GOAL
Below is a block of records; repeat all of them exactly.
--- start ---
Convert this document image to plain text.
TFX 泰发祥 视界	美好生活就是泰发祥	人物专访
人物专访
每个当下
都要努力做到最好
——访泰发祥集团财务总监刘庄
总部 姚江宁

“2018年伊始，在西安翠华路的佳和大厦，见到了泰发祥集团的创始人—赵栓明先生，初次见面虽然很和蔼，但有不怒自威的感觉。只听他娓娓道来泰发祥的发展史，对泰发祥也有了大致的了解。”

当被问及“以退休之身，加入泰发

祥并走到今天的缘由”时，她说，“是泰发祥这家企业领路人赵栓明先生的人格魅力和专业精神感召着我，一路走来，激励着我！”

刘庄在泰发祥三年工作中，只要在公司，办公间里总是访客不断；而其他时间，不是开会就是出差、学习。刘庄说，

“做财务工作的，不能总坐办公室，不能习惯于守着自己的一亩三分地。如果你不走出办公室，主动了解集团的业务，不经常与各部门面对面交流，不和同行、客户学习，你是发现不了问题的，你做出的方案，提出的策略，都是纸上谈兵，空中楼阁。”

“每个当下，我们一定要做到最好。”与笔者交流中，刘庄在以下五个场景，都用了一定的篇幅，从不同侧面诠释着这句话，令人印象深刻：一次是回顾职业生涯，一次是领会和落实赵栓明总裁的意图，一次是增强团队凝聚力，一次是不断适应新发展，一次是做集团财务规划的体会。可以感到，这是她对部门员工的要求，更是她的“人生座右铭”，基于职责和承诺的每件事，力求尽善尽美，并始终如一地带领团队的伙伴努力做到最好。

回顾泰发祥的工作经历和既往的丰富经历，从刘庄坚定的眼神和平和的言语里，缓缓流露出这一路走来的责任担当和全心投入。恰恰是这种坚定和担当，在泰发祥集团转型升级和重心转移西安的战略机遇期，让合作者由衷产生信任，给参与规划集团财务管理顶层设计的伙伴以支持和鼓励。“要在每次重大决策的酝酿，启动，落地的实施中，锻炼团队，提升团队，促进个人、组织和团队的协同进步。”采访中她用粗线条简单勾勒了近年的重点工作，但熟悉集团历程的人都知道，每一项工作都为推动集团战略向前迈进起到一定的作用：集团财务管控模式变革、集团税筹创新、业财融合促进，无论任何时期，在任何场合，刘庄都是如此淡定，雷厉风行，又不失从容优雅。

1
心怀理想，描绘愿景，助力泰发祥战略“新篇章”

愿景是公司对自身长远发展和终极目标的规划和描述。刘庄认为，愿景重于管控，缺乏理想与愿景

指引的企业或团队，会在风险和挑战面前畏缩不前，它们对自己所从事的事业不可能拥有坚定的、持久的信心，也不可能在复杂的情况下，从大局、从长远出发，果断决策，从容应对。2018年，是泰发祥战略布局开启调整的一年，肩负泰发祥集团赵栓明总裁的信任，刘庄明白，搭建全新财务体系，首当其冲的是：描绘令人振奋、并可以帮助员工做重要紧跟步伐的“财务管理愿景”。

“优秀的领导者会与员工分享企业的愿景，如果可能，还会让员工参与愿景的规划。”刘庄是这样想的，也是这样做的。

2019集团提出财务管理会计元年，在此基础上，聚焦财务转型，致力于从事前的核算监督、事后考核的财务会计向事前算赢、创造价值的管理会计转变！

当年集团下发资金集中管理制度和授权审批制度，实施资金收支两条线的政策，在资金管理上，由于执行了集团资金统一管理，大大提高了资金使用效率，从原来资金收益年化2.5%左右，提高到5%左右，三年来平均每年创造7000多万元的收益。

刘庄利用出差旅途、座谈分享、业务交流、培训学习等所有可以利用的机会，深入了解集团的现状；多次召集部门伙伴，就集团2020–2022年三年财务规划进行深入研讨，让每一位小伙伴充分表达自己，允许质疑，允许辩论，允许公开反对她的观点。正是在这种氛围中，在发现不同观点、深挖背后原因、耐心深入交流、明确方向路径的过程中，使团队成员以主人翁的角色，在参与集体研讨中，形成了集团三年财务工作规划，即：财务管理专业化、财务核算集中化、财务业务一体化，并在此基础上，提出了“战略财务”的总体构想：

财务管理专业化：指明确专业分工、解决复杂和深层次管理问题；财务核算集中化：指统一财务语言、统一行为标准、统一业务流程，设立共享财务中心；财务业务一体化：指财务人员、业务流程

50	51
--- end ---
EXPECTED OUTPUT
Convert this document image to plain text.
TFX 泰发祥 视界	美好生活就是泰发祥	人物专访
人物专访
每个当下
都要努力做到最好
——访泰发祥集团财务总监刘庄
总部 姚江宁

“2018年伊始，在西安翠华路的佳和大厦，见到了泰发祥集团的创始人—赵栓明先生，初次见面虽然很和蔼，但有不怒自威的感觉。只听他娓娓道来泰发祥的发展史，对泰发祥也有了大致的了解。”

当被问及“以退休之身，加入泰发

祥并走到今天的缘由”时，她说，“是泰发祥这家企业领路人赵栓明先生的人格魅力和专业精神感召着我，一路走来，激励着我！”

刘庄在泰发祥三年工作中，只要在公司，办公间里总是访客不断；而其他时间，不是开会就是出差、学习。刘庄说，

“做财务工作的，不能总坐办公室，不能习惯于守着自己的一亩三分地。如果你不走出办公室，主动了解集团的业务，不经常与各部门面对面交流，不和同行、客户学习，你是发现不了问题的，你做出的方案，提出的策略，都是纸上谈兵，空中楼阁。”

“每个当下，我们一定要做到最好。”与笔者交流中，刘庄在以下五个场景，都用了一定的篇幅，从不同侧面诠释着这句话，令人印象深刻：一次是回顾职业生涯，一次是领会和落实赵栓明总裁的意图，一次是增强团队凝聚力，一次是不断适应新发展，一次是做集团财务规划的体会。可以感到，这是她对部门员工的要求，更是她的“人生座右铭”，基于职责和承诺的每件事，力求尽善尽美，并始终如一地带领团队的伙伴努力做到最好。

回顾泰发祥的工作经历和既往的丰富经历，从刘庄坚定的眼神和平和的言语里，缓缓流露出这一路走来的责任担当和全心投入。恰恰是这种坚定和担当，在泰发祥集团转型升级和重心转移西安的战略机遇期，让合作者由衷产生信任，给参与规划集团财务管理顶层设计的伙伴以支持和鼓励。“要在每次重大决策的酝酿，启动，落地的实施中，锻炼团队，提升团队，促进个人、组织和团队的协同进步。”采访中她用粗线条简单勾勒了近年的重点工作，但熟悉集团历程的人都知道，每一项工作都为推动集团战略向前迈进起到一定的作用：集团财务管控模式变革、集团税筹创新、业财融合促进，无论任何时期，在任何场合，刘庄都是如此淡定，雷厉风行，又不失从容优雅。

1
心怀理想，描绘愿景，助力泰发祥战略“新篇章”

愿景是公司对自身长远发展和终极目标的规划和描述。刘庄认为，愿景重于管控，缺乏理想与愿景

指引的企业或团队，会在风险和挑战面前畏缩不前，它们对自己所从事的事业不可能拥有坚定的、持久的信心，也不可能在复杂的情况下，从大局、从长远出发，果断决策，从容应对。2018年，是泰发祥战略布局开启调整的一年，肩负泰发祥集团赵栓明总裁的信任，刘庄明白，搭建全新财务体系，首当其冲的是：描绘令人振奋、并可以帮助员工做重要紧跟步伐的“财务管理愿景”。

“优秀的领导者会与员工分享企业的愿景，如果可能，还会让员工参与愿景的规划。”刘庄是这样想的，也是这样做的。

2019集团提出财务管理会计元年，在此基础上，聚焦财务转型，致力于从事前的核算监督、事后考核的财务会计向事前算赢、创造价值的管理会计转变！

当年集团下发资金集中管理制度和授权审批制度，实施资金收支两条线的政策，在资金管理上，由于执行了集团资金统一管理，大大提高了资金使用效率，从原来资金收益年化2.5%左右，提高到5%左右，三年来平均每年创造7000多万元的收益。

刘庄利用出差旅途、座谈分享、业务交流、培训学习等所有可以利用的机会，深入了解集团的现状；多次召集部门伙伴，就集团2020–2022年三年财务规划进行深入研讨，让每一位小伙伴充分表达自己，允许质疑，允许辩论，允许公开反对她的观点。正是在这种氛围中，在发现不同观点、深挖背后原因、耐心深入交流、明确方向路径的过程中，使团队成员以主人翁的角色，在参与集体研讨中，形成了集团三年财务工作规划，即：财务管理专业化、财务核算集中化、财务业务一体化，并在此基础上，提出了“战略财务”的总体构想：

财务管理专业化：指明确专业分工、解决复杂和深层次管理问题；财务核算集中化：指统一财务语言、统一行为标准、统一业务流程，设立共享财务中心；财务业务一体化：指财务人员、业务流程

50	51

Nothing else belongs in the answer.